TO BE DONE: Set down each line of the material that follows, exactly, with no pictures.

MATERIAL:
§

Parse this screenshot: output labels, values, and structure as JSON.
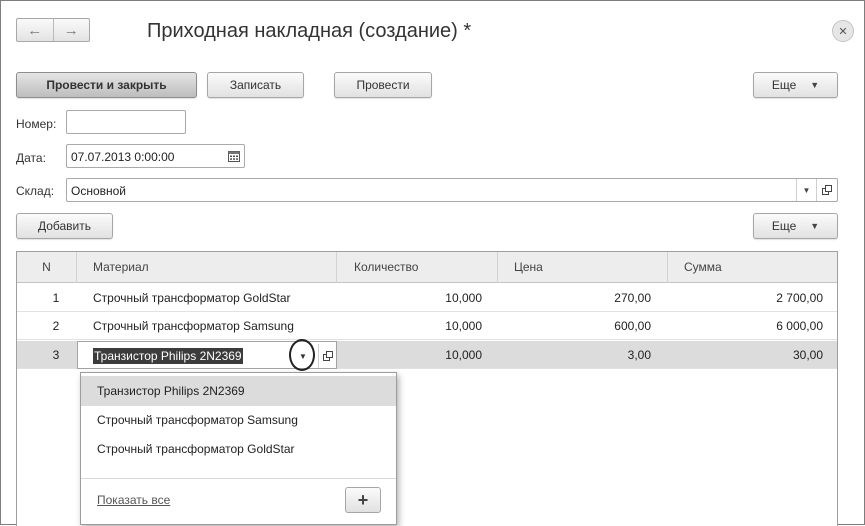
{
  "window": {
    "title": "Приходная накладная (создание) *",
    "nav_back": "←",
    "nav_forward": "→",
    "close": "✕"
  },
  "toolbar": {
    "post_and_close": "Провести и закрыть",
    "write": "Записать",
    "post": "Провести",
    "more": "Еще"
  },
  "form": {
    "number_label": "Номер:",
    "number_value": "",
    "date_label": "Дата:",
    "date_value": "07.07.2013  0:00:00",
    "warehouse_label": "Склад:",
    "warehouse_value": "Основной"
  },
  "table_toolbar": {
    "add": "Добавить",
    "more": "Еще"
  },
  "table": {
    "columns": [
      "N",
      "Материал",
      "Количество",
      "Цена",
      "Сумма"
    ],
    "rows": [
      {
        "n": "1",
        "material": "Строчный трансформатор GoldStar",
        "qty": "10,000",
        "price": "270,00",
        "sum": "2 700,00"
      },
      {
        "n": "2",
        "material": "Строчный трансформатор Samsung",
        "qty": "10,000",
        "price": "600,00",
        "sum": "6 000,00"
      },
      {
        "n": "3",
        "material": "Транзистор Philips 2N2369",
        "qty": "10,000",
        "price": "3,00",
        "sum": "30,00"
      }
    ]
  },
  "dropdown": {
    "items": [
      "Транзистор Philips 2N2369",
      "Строчный трансформатор Samsung",
      "Строчный трансформатор GoldStar"
    ],
    "show_all": "Показать все",
    "add": "+"
  },
  "icons": {
    "arrow_down": "▼",
    "open": "⧉",
    "calendar": "calendar-icon"
  }
}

§

ANSWER:
Parse this screenshot: output labels, values, and structure as JSON.
{
  "window": {
    "title": "Приходная накладная (создание) *",
    "nav_back": "←",
    "nav_forward": "→",
    "close": "✕"
  },
  "toolbar": {
    "post_and_close": "Провести и закрыть",
    "write": "Записать",
    "post": "Провести",
    "more": "Еще"
  },
  "form": {
    "number_label": "Номер:",
    "number_value": "",
    "date_label": "Дата:",
    "date_value": "07.07.2013  0:00:00",
    "warehouse_label": "Склад:",
    "warehouse_value": "Основной"
  },
  "table_toolbar": {
    "add": "Добавить",
    "more": "Еще"
  },
  "table": {
    "columns": [
      "N",
      "Материал",
      "Количество",
      "Цена",
      "Сумма"
    ],
    "rows": [
      {
        "n": "1",
        "material": "Строчный трансформатор GoldStar",
        "qty": "10,000",
        "price": "270,00",
        "sum": "2 700,00"
      },
      {
        "n": "2",
        "material": "Строчный трансформатор Samsung",
        "qty": "10,000",
        "price": "600,00",
        "sum": "6 000,00"
      },
      {
        "n": "3",
        "material": "Транзистор Philips 2N2369",
        "qty": "10,000",
        "price": "3,00",
        "sum": "30,00"
      }
    ]
  },
  "dropdown": {
    "items": [
      "Транзистор Philips 2N2369",
      "Строчный трансформатор Samsung",
      "Строчный трансформатор GoldStar"
    ],
    "show_all": "Показать все",
    "add": "+"
  },
  "icons": {
    "arrow_down": "▼",
    "open": "⧉",
    "calendar": "calendar-icon"
  }
}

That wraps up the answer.